▶ [What you will do]: Read the data and repeat it in full, exactly.

▶ [Task inputs]:
====

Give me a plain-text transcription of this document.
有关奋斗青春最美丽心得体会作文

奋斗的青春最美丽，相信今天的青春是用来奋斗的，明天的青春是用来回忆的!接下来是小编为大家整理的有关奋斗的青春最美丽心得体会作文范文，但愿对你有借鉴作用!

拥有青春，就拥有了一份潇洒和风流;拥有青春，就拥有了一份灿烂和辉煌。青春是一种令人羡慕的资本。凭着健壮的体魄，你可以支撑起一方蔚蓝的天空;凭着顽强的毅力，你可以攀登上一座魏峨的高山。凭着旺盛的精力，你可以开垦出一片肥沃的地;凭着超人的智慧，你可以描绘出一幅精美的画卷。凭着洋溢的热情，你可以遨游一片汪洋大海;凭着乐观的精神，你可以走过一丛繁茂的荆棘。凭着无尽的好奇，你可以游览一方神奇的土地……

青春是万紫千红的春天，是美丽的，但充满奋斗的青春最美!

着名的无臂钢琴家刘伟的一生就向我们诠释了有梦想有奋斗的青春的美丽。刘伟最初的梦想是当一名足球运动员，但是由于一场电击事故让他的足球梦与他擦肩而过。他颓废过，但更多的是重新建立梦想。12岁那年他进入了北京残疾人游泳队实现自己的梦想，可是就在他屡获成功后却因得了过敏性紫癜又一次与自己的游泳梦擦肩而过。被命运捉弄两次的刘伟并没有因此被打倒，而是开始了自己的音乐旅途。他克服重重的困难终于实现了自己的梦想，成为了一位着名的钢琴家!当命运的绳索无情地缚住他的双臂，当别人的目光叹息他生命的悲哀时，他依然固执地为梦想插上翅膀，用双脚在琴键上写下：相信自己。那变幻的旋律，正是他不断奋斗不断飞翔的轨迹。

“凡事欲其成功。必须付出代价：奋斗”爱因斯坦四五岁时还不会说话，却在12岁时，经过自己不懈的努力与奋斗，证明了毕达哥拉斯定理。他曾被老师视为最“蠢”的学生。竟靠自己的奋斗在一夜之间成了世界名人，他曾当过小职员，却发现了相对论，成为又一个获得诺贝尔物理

====

▶ [Result of this task]:
Give me a plain-text transcription of this document.
有关奋斗青春最美丽心得体会作文

奋斗的青春最美丽，相信今天的青春是用来奋斗的，明天的青春是用来回忆的!接下来是小编为大家整理的有关奋斗的青春最美丽心得体会作文范文，但愿对你有借鉴作用!

拥有青春，就拥有了一份潇洒和风流;拥有青春，就拥有了一份灿烂和辉煌。青春是一种令人羡慕的资本。凭着健壮的体魄，你可以支撑起一方蔚蓝的天空;凭着顽强的毅力，你可以攀登上一座魏峨的高山。凭着旺盛的精力，你可以开垦出一片肥沃的地;凭着超人的智慧，你可以描绘出一幅精美的画卷。凭着洋溢的热情，你可以遨游一片汪洋大海;凭着乐观的精神，你可以走过一丛繁茂的荆棘。凭着无尽的好奇，你可以游览一方神奇的土地……

青春是万紫千红的春天，是美丽的，但充满奋斗的青春最美!

着名的无臂钢琴家刘伟的一生就向我们诠释了有梦想有奋斗的青春的美丽。刘伟最初的梦想是当一名足球运动员，但是由于一场电击事故让他的足球梦与他擦肩而过。他颓废过，但更多的是重新建立梦想。12岁那年他进入了北京残疾人游泳队实现自己的梦想，可是就在他屡获成功后却因得了过敏性紫癜又一次与自己的游泳梦擦肩而过。被命运捉弄两次的刘伟并没有因此被打倒，而是开始了自己的音乐旅途。他克服重重的困难终于实现了自己的梦想，成为了一位着名的钢琴家!当命运的绳索无情地缚住他的双臂，当别人的目光叹息他生命的悲哀时，他依然固执地为梦想插上翅膀，用双脚在琴键上写下：相信自己。那变幻的旋律，正是他不断奋斗不断飞翔的轨迹。

“凡事欲其成功。必须付出代价：奋斗”爱因斯坦四五岁时还不会说话，却在12岁时，经过自己不懈的努力与奋斗，证明了毕达哥拉斯定理。他曾被老师视为最“蠢”的学生。竟靠自己的奋斗在一夜之间成了世界名人，他曾当过小职员，却发现了相对论，成为又一个获得诺贝尔物理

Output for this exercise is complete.